▶ Stored records:
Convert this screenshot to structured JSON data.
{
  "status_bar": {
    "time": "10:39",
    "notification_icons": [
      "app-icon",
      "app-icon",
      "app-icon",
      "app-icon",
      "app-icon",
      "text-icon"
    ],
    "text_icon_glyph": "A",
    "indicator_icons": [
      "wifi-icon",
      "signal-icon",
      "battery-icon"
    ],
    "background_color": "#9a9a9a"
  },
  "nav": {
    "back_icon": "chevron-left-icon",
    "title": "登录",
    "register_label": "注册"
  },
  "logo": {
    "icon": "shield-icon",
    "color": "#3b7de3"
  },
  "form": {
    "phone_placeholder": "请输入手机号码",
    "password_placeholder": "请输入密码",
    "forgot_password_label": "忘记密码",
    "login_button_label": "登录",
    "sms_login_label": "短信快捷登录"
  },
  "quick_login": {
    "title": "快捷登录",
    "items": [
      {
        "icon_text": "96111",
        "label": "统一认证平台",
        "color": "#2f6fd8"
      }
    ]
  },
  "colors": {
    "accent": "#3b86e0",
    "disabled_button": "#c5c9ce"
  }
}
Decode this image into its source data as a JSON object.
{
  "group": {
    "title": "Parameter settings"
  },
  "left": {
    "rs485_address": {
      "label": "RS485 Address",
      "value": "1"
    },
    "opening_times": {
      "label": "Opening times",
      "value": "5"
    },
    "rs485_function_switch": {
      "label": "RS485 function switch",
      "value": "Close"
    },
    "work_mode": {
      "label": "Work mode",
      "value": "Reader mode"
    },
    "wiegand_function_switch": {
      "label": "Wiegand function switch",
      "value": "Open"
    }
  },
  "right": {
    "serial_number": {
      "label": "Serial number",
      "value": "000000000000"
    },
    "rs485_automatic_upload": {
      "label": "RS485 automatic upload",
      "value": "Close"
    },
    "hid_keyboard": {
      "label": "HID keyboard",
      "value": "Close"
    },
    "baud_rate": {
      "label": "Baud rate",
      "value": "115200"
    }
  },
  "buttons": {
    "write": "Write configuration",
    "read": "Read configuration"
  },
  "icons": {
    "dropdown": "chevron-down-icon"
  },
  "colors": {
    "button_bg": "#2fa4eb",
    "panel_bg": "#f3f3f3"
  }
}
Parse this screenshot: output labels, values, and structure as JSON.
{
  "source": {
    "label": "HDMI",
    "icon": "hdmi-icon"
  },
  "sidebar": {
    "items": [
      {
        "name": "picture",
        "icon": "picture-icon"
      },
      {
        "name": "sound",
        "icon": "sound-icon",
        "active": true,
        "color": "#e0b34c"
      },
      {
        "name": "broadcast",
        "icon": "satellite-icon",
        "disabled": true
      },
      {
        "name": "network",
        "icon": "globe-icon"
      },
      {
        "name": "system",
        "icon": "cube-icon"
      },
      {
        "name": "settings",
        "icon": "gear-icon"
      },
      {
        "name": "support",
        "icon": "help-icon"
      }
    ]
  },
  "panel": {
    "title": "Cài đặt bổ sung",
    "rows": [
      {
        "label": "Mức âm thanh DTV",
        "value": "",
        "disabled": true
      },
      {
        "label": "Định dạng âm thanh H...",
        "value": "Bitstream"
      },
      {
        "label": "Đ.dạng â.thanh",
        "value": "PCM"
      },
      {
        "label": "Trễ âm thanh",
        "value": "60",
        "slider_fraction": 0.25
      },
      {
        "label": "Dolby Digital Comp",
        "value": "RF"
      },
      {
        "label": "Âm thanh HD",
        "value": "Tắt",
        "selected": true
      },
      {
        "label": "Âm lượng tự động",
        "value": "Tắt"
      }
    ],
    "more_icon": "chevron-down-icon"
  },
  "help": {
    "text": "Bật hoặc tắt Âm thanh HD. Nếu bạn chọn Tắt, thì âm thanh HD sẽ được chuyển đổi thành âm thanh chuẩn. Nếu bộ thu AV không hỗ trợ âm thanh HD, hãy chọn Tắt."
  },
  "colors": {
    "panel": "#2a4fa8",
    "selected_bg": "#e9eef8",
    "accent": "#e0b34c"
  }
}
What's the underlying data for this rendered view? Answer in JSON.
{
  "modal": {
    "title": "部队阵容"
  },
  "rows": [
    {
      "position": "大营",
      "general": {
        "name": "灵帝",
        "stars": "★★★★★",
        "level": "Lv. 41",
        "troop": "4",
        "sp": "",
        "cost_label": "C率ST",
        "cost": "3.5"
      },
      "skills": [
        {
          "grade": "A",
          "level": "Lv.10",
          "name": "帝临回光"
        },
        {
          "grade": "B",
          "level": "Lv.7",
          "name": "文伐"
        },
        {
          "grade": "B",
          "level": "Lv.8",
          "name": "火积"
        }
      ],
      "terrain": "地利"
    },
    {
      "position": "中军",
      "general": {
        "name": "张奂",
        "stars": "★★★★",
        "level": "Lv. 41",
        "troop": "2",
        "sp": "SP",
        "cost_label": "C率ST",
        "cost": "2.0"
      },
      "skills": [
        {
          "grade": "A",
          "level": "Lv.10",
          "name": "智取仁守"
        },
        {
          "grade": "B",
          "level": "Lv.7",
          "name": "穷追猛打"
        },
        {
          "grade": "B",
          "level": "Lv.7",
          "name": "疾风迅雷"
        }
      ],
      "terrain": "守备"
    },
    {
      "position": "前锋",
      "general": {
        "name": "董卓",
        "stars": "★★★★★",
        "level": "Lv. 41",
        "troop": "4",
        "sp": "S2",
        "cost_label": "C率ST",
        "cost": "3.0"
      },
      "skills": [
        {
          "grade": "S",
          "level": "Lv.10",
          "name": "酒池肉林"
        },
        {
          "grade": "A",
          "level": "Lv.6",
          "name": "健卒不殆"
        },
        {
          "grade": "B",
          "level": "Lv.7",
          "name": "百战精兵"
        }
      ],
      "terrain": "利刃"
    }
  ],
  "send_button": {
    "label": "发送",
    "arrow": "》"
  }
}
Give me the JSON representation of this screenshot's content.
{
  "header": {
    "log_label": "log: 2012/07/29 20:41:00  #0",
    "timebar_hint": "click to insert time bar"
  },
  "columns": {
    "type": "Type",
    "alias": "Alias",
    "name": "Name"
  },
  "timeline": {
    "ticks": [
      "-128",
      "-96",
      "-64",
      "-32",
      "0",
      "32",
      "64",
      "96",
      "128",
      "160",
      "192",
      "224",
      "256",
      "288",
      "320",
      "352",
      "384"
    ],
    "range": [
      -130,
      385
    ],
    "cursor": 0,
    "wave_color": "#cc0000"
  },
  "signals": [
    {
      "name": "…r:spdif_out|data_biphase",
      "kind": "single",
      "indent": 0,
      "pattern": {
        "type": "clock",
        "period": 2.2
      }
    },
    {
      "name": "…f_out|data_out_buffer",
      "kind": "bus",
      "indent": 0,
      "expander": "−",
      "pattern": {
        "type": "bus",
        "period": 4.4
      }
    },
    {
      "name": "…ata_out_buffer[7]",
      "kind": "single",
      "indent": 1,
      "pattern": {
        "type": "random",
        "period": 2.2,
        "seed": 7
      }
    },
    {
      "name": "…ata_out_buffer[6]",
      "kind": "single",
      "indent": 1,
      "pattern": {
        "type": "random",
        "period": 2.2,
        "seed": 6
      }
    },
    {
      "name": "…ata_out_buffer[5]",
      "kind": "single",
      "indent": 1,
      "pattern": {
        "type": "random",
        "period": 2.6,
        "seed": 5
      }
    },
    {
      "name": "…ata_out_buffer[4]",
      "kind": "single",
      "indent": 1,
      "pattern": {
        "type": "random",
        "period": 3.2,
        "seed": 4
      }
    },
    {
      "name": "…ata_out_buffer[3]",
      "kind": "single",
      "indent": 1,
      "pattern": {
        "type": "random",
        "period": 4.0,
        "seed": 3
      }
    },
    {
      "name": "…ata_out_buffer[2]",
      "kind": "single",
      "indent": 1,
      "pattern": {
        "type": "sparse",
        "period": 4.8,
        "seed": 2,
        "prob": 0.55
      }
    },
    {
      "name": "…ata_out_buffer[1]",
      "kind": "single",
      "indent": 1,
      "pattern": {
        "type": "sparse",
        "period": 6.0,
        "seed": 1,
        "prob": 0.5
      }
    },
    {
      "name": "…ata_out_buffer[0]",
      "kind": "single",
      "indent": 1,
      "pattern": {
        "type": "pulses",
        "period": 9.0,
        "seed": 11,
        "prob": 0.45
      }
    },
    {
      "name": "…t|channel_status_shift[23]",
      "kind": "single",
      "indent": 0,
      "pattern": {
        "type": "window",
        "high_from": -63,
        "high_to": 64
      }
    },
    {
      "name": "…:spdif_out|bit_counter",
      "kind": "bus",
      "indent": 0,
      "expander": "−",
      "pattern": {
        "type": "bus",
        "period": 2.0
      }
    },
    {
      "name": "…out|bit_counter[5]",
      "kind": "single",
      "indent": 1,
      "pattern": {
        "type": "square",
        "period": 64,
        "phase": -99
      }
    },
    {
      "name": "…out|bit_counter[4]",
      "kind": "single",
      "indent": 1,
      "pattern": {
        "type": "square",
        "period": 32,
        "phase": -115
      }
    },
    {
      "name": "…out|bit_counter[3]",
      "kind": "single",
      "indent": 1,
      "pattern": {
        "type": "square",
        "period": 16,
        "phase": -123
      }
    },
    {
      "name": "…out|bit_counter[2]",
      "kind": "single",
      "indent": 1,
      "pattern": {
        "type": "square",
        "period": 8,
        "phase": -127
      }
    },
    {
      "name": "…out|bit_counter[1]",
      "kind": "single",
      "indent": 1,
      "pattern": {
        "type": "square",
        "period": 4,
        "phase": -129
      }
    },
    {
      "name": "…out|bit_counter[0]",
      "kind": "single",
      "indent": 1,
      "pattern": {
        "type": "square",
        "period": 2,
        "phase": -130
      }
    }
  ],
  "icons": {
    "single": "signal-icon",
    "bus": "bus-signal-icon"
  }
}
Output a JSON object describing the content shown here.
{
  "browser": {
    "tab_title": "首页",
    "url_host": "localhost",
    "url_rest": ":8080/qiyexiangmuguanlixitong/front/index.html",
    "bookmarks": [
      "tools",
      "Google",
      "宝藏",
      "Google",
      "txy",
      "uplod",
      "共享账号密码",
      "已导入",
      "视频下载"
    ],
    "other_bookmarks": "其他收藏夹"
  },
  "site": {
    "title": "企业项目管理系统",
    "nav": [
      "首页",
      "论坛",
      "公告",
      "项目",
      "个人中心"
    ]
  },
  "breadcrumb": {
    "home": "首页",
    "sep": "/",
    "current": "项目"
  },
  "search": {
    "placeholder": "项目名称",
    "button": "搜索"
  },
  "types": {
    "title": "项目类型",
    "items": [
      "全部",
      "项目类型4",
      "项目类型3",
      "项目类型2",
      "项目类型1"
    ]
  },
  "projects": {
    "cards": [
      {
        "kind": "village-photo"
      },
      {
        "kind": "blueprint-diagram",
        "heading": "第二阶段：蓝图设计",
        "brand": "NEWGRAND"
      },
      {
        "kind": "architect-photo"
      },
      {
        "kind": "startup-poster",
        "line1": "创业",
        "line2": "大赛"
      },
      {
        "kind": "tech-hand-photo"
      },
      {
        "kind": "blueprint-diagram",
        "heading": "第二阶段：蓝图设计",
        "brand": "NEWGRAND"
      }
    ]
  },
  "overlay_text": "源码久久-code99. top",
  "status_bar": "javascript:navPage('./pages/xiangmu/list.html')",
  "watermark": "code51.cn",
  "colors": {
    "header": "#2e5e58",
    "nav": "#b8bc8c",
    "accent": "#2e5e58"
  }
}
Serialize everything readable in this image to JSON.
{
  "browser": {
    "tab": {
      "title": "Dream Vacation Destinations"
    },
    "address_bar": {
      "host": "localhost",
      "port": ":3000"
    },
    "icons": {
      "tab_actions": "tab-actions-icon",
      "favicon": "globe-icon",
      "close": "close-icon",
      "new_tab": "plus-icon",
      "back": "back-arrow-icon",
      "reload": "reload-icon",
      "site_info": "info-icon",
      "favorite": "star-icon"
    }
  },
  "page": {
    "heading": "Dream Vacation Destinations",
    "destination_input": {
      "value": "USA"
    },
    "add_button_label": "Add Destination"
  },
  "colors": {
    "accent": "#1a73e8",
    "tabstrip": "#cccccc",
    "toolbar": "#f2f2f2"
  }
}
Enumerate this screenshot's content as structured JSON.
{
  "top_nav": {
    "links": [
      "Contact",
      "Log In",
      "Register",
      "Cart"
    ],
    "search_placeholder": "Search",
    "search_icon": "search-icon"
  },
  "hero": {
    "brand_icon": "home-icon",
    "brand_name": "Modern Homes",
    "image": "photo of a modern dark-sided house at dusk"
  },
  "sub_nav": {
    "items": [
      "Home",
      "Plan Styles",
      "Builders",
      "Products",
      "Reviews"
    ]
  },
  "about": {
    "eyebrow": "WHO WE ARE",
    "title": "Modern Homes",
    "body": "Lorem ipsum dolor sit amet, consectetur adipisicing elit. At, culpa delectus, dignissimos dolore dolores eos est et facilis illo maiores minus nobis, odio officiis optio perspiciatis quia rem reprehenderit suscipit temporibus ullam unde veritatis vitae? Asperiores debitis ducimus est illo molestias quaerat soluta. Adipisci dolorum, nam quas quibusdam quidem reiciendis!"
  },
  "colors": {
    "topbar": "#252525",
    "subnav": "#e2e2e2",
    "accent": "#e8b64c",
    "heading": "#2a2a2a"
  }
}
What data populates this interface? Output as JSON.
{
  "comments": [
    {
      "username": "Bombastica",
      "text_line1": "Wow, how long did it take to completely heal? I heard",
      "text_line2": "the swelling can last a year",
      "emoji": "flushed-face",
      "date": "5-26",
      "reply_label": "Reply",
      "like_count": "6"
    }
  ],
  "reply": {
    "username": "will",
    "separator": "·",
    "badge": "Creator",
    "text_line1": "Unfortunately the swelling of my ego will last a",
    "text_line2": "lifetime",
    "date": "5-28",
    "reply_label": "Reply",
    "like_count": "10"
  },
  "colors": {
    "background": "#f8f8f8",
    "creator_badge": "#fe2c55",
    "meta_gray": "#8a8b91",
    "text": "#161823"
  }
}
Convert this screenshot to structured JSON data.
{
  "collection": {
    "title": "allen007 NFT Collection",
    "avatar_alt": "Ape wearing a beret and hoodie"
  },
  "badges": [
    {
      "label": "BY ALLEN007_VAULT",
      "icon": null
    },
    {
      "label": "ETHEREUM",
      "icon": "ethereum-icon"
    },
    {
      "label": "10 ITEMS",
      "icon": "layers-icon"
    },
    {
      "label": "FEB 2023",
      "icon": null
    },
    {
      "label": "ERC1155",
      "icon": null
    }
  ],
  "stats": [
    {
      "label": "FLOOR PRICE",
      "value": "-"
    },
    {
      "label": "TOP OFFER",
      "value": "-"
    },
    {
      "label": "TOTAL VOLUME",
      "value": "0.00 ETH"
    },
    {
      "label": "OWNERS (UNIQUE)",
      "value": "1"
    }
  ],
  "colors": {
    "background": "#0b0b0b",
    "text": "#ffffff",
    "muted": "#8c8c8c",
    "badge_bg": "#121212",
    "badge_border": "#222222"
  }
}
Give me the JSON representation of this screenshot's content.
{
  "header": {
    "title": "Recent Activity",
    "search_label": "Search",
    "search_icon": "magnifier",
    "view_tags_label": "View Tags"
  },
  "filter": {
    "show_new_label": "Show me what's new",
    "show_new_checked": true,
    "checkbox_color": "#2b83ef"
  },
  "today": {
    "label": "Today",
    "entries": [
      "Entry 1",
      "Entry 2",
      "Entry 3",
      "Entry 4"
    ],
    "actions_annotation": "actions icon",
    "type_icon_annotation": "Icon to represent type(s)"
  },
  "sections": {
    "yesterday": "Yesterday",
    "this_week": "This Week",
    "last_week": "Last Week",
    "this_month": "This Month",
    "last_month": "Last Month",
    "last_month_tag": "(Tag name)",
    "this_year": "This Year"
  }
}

▶ WHAT IS ASKED: Pick out all the lines with the word "position" in them and copy them.

▶ SOLUTION FOR THIS PROBLEM:
      "position": "大营",
      "position": "中军",
      "position": "前锋",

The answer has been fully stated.